→ **Directions for this task**: Continue the article about money steps for people in their 50s and 60s, starting right after its final sentence.

Energy bills were already 14% higher in real terms than before Ukraine. Mortgage rates on fixed deals have been creeping back above 5%. And if you’re already feeling the squeeze at the supermarket and the petrol station, none of this will feel surprising.
So if you’re in your 50s or 60s and that familiar knot of worry has crept back in this week, I want to talk to you like we’re friends. Because there are a few things worth doing this weekend. None of them are particularly hard or scary, but they matter.
First, step away from the noise for a bit
Turn off the finance news for the weekend. Not because what’s happening doesn’t matter – it clearly does – but because none of the decisions you need to make right now will be improved by watching oil tickers and hearing market updates scroll past all Saturday.
The Gulf disruption, the inflation creep, the Ofgem uncertainty – these are real. But they’re largely outside your control. What you can control is whether you respond thoughtfully or react out of fear. And that always starts with slowing down and really thinking things through.
Remind yourself what your actual timeline is
Here’s the question I’d ask you to sit with: “when do you actually need to draw on your investments or pension for income?”
Not when you want to stop working. When you’ll genuinely need the money to live on.
For a lot of people between 55 and 65, the honest answer is still five, eight, even ten or more years away. Markets have come back from oil shocks before, in 1973, 1990, 2008. They’ve recovered from worse than this. The FTSE has fallen about 10% from its highs right now already, with all of this. Time is what gives your investments room to breathe.
If you’re already drawing from your pension or ISA, the question shifts a little, but the heart of it is the same: “do you have enough in stable, lower-risk assets to avoid being forced to sell the good growth stuff while it’s down?”
Check whether you have a buffer and be honest about it
This is the one I keep coming back to with people in this season of life.

→ **Data lines**:
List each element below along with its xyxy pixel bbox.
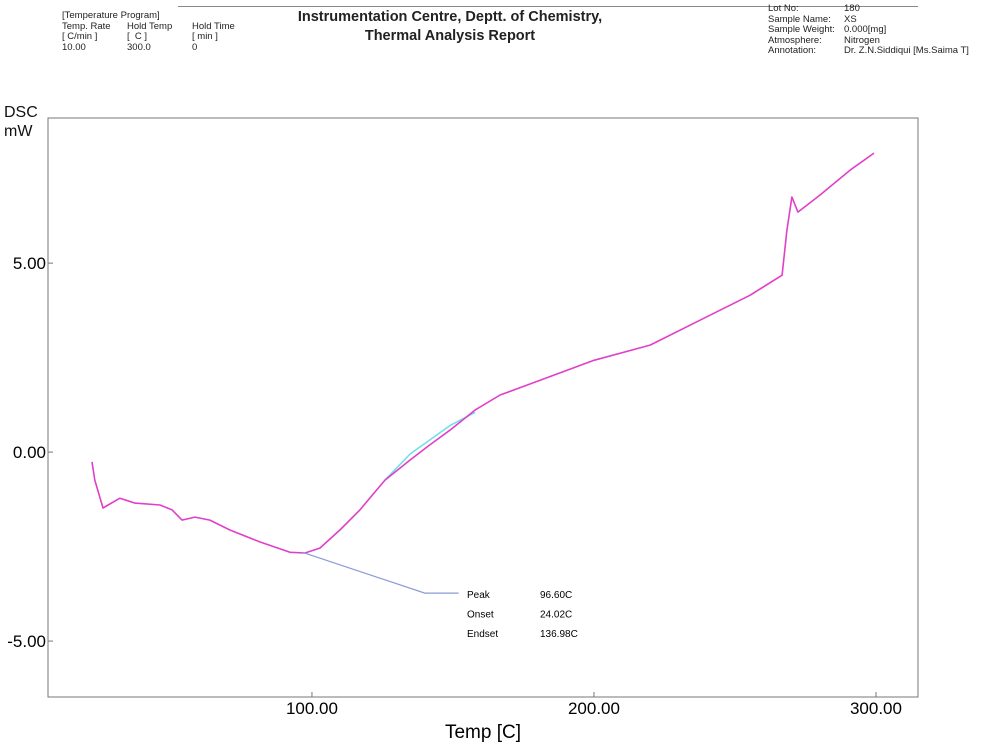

→ **The output**:
Do you have two or three years of living expenses sitting in something stable like a cash ISA, easy-access savings, a fixed-rate bond? Not in the volatility of the stock market. Somewhere it just sits, ideally keeping pace with inflation, but ready when you need it.
Because if you do, you can ride this out. You’re not forced to sell when markets are wobbling. You have choices. That buffer isn’t dead money, it’s the thing that lets you stay calm while everyone else is anxious.
IF YOU DON’T HAVE A BUFFER RIGHT NOW
I want to be straight with you here, because glossing over this doesn’t help anyone. If you don’t have much set aside outside of your pension or investments, this week probably felt harder than it needed to. And that’s worth acknowledging — not as a reason to panic, but as useful information.
The question to sit with this weekend isn’t “how do I fix everything at once.” It’s simpler: what’s one thing I could do in the next 90 days to start building a bit more breathing room?
Maybe it’s redirecting £200 a month into a cash ISA you don’t touch. Maybe it’s looking honestly at where money is quietly leaking out. Maybe it’s a call to your pension provider’a guidance team or an independent financial adviser – not to overhaul everything, just to understand where you actually stand. (Worth knowing: when markets are turbulent, advisers get very busy. Don’t leave that call too long and expect to wait for an appointment.)
You can’t build a buffer overnight. But you can decide to start this weekend. That decision, made quietly over a cup of tea on a Saturday morning, matters more than people realise.
Have an honest look at your spending right now
With petrol up, the weekly shop creeping higher and energy costs rising again, your day-to-day spending has probably gone up without you even noticing. This isn’t about cutting back dramatically, it’s about knowing where you stand.
Grab a cup of tea and spend half an hour with your last few months of bank statements. Just three questions:
What am I actually spending each month right now?
Has that crept up in the last three months?
Is there anywhere I can claw back a bit of breathing room?
You’re not looking for the perfect spending process. You’re just looking for a clearer picture of your spending than you had on Friday and where you could make sensible trims.
Finally, think about what this stage of life is really asking of you
There’s a shift that happens for a lot of people in their 50s. It stops being just about building wealth and starts being also about protecting what you’ve built, so you can actually enjoy it. Making the choices you want to make. Feeling secure enough to sleep at night.
In that context, another week of volatile markets and geopolitical noise shouldn’t be a melodramatic concern. It should be a prompt or a reminder to check whether your setup actually gives you flexibility and the ability to make good decisions rather than being forced into bad ones.
That’s what this weekend is for. Calmly taking stock of where you are, and taking a little more control of where you want to be.
I’ll leave you with this.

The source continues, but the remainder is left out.